▶ Objective: Exclude the pictures, then quote exactly the lines from the one holding "Enumerate this screenshot's" through the last line of the records.

▶ Data supplied:
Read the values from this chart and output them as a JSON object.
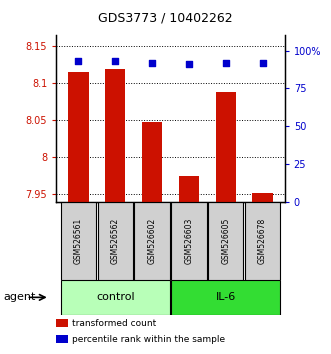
{
  "title": "GDS3773 / 10402262",
  "samples": [
    "GSM526561",
    "GSM526562",
    "GSM526602",
    "GSM526603",
    "GSM526605",
    "GSM526678"
  ],
  "red_values": [
    8.115,
    8.12,
    8.048,
    7.975,
    8.088,
    7.952
  ],
  "blue_values": [
    93,
    93,
    92,
    91,
    92,
    92
  ],
  "ylim_left": [
    7.94,
    8.165
  ],
  "ylim_right": [
    0,
    110
  ],
  "yticks_left": [
    7.95,
    8.0,
    8.05,
    8.1,
    8.15
  ],
  "ytick_labels_left": [
    "7.95",
    "8",
    "8.05",
    "8.1",
    "8.15"
  ],
  "yticks_right": [
    0,
    25,
    50,
    75,
    100
  ],
  "ytick_labels_right": [
    "0",
    "25",
    "50",
    "75",
    "100%"
  ],
  "groups": [
    {
      "label": "control",
      "indices": [
        0,
        1,
        2
      ],
      "color": "#b8ffb8"
    },
    {
      "label": "IL-6",
      "indices": [
        3,
        4,
        5
      ],
      "color": "#33dd33"
    }
  ],
  "agent_label": "agent",
  "bar_color": "#cc1100",
  "dot_color": "#0000cc",
  "bar_width": 0.55,
  "tick_color_left": "#cc1100",
  "tick_color_right": "#0000cc",
  "legend_items": [
    {
      "color": "#cc1100",
      "label": "transformed count"
    },
    {
      "color": "#0000cc",
      "label": "percentile rank within the sample"
    }
  ],
  "sample_box_color": "#d0d0d0"
}
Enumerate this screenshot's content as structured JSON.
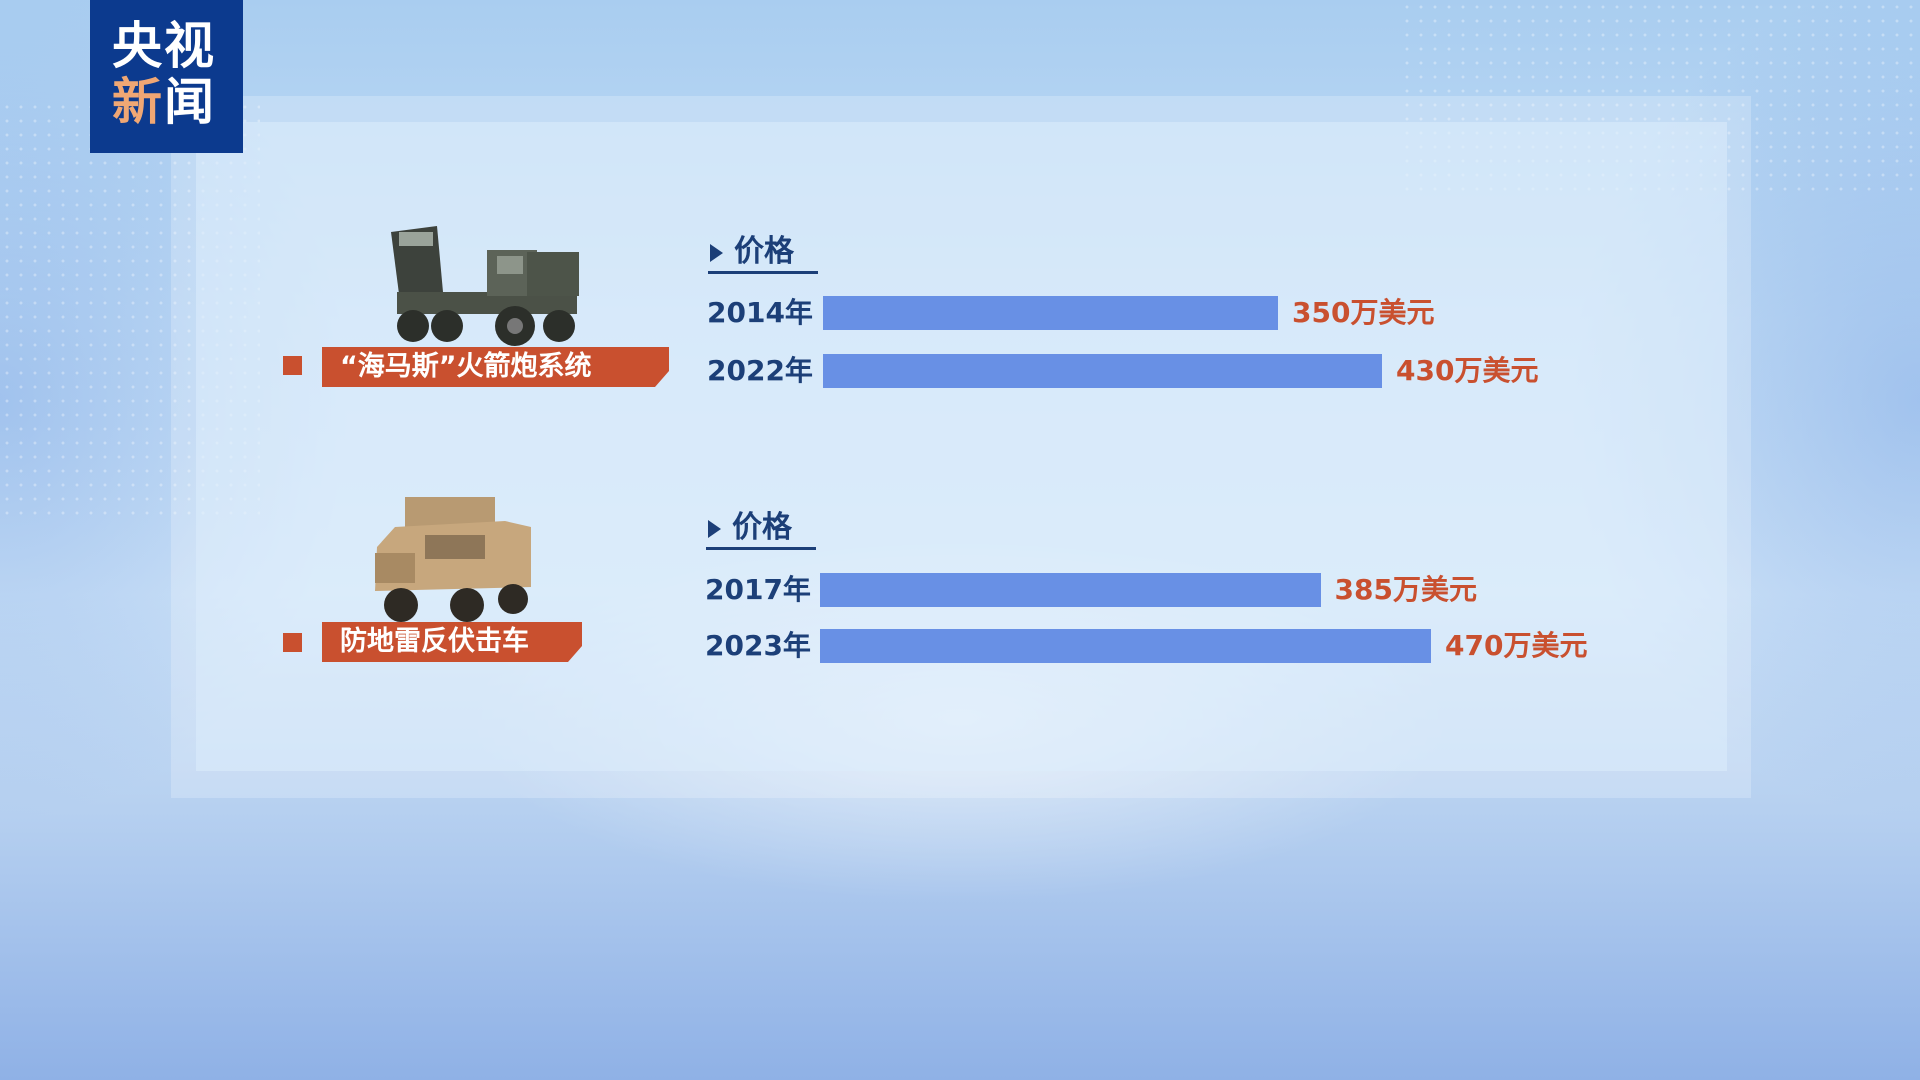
{
  "logo": {
    "line1": "央视",
    "line2a": "新",
    "line2b": "闻"
  },
  "colors": {
    "bar": "#6890e5",
    "label_bg": "#c9502f",
    "value_text": "#c9502f",
    "year_text": "#1c3f78",
    "logo_bg": "#0c3a8e"
  },
  "chart_data": [
    {
      "type": "bar",
      "orientation": "horizontal",
      "title": "“海马斯”火箭炮系统",
      "header": "价格",
      "categories": [
        "2014年",
        "2022年"
      ],
      "values": [
        350,
        430
      ],
      "value_labels": [
        "350万美元",
        "430万美元"
      ],
      "unit": "万美元"
    },
    {
      "type": "bar",
      "orientation": "horizontal",
      "title": "防地雷反伏击车",
      "header": "价格",
      "categories": [
        "2017年",
        "2023年"
      ],
      "values": [
        385,
        470
      ],
      "value_labels": [
        "385万美元",
        "470万美元"
      ],
      "unit": "万美元"
    }
  ]
}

▶ Response:
Enumerate this screenshot's content as structured JSON.
{
  "logo": {
    "line1": "央视",
    "line2a": "新",
    "line2b": "闻"
  },
  "colors": {
    "bar": "#6890e5",
    "label_bg": "#c9502f",
    "value_text": "#c9502f",
    "year_text": "#1c3f78",
    "logo_bg": "#0c3a8e"
  },
  "chart_data": [
    {
      "type": "bar",
      "orientation": "horizontal",
      "title": "“海马斯”火箭炮系统",
      "header": "价格",
      "categories": [
        "2014年",
        "2022年"
      ],
      "values": [
        350,
        430
      ],
      "value_labels": [
        "350万美元",
        "430万美元"
      ],
      "unit": "万美元"
    },
    {
      "type": "bar",
      "orientation": "horizontal",
      "title": "防地雷反伏击车",
      "header": "价格",
      "categories": [
        "2017年",
        "2023年"
      ],
      "values": [
        385,
        470
      ],
      "value_labels": [
        "385万美元",
        "470万美元"
      ],
      "unit": "万美元"
    }
  ]
}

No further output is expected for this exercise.